Records from a data collection

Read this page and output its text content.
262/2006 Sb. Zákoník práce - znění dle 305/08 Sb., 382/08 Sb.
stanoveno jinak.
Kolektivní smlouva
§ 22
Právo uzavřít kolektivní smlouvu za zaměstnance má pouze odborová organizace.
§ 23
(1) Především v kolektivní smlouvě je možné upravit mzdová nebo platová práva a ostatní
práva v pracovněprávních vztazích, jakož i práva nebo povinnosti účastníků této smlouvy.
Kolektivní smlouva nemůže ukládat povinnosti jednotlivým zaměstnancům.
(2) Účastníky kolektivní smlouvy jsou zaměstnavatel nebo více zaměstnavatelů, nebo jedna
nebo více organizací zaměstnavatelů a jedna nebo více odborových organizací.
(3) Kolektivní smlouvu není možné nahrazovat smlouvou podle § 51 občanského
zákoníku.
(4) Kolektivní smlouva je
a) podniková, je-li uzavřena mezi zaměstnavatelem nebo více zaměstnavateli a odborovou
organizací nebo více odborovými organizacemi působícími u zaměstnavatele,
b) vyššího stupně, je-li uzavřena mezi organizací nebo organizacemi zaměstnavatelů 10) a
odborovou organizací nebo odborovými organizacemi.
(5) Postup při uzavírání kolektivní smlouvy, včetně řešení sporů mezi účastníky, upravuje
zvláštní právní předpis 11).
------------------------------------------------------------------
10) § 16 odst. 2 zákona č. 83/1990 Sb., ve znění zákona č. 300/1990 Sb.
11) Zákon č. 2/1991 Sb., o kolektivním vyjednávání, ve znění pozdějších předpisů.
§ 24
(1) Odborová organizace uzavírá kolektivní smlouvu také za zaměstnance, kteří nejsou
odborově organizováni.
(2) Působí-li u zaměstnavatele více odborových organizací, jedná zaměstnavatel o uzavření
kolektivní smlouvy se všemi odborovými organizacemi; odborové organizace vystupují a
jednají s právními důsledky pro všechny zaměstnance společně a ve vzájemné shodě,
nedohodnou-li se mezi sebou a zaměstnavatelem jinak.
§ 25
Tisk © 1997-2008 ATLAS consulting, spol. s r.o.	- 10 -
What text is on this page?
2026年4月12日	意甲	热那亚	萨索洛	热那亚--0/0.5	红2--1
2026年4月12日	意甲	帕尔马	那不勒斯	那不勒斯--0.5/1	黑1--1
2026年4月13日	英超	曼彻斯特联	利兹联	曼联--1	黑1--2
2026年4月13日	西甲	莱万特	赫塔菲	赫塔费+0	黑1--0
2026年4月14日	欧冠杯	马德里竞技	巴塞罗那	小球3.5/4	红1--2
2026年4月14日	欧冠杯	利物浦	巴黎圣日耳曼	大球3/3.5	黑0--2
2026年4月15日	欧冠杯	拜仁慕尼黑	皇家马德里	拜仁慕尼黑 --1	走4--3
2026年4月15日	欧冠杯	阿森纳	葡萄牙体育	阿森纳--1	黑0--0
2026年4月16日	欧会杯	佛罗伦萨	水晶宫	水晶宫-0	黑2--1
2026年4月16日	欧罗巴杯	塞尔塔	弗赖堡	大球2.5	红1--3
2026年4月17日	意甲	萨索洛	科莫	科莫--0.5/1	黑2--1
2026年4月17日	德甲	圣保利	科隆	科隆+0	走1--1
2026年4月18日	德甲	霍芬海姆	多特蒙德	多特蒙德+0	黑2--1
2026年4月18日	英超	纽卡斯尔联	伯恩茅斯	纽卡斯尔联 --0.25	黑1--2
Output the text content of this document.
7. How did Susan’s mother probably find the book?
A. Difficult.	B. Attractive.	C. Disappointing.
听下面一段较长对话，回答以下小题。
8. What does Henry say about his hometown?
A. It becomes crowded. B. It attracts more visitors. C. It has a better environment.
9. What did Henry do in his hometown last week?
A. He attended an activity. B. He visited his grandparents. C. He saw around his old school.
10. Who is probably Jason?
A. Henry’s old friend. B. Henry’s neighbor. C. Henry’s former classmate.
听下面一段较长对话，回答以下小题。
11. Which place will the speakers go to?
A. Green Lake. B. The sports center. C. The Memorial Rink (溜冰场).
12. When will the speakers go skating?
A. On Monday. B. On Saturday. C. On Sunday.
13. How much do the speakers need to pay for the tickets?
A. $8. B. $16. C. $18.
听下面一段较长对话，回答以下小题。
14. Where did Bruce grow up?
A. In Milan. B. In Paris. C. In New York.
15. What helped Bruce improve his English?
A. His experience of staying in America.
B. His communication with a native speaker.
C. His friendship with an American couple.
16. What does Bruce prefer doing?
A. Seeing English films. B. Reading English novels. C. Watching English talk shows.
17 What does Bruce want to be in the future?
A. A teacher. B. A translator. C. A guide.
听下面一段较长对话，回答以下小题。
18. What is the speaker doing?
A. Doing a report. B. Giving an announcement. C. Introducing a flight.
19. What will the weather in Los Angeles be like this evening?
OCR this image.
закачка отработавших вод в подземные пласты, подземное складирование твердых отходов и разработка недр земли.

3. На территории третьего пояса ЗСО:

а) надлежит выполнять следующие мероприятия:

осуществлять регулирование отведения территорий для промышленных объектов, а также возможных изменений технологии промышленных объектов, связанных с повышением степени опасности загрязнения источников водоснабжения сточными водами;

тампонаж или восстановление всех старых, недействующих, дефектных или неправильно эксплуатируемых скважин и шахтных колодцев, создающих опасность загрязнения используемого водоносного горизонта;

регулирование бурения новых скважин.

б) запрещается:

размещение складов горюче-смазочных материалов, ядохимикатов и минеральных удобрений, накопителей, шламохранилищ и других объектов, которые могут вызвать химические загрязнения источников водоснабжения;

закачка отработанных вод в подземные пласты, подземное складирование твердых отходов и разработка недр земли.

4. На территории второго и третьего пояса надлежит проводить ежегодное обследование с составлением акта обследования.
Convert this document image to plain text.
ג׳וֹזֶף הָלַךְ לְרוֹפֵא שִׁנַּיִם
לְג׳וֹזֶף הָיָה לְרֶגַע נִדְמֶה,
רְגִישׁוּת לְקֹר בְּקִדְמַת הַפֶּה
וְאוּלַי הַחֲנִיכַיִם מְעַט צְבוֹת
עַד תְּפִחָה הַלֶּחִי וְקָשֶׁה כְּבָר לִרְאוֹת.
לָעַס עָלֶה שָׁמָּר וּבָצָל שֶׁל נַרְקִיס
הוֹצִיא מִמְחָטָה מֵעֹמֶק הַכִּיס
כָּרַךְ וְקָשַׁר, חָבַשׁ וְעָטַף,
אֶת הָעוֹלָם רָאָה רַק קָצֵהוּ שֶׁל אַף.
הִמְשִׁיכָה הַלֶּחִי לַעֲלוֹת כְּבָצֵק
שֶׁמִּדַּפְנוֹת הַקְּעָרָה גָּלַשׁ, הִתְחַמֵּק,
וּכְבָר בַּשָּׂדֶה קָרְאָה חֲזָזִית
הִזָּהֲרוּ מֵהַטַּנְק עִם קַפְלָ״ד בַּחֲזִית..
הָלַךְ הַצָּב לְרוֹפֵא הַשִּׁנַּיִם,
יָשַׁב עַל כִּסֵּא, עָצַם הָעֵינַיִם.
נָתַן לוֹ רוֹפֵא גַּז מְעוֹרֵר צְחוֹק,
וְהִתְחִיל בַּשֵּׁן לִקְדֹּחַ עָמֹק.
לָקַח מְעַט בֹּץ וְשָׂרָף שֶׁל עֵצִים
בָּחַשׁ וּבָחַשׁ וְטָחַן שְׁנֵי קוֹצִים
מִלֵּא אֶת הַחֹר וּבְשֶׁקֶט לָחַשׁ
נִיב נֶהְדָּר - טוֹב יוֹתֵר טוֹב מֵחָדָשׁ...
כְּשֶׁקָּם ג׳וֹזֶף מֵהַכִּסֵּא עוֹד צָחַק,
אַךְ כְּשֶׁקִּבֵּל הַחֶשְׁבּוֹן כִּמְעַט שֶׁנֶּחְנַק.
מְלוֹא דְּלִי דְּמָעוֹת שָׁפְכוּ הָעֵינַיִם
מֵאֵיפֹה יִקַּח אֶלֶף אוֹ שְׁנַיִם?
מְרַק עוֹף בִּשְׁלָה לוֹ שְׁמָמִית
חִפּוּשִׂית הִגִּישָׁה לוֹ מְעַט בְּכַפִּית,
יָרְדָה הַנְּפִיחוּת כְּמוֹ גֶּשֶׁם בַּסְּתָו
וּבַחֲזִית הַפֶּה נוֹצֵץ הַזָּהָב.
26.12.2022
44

-- GOAL OF THE EXERCISE --
Each line that holds the string "твердых" counts once; give the total and nothing else.

-- TASK RESULT --
2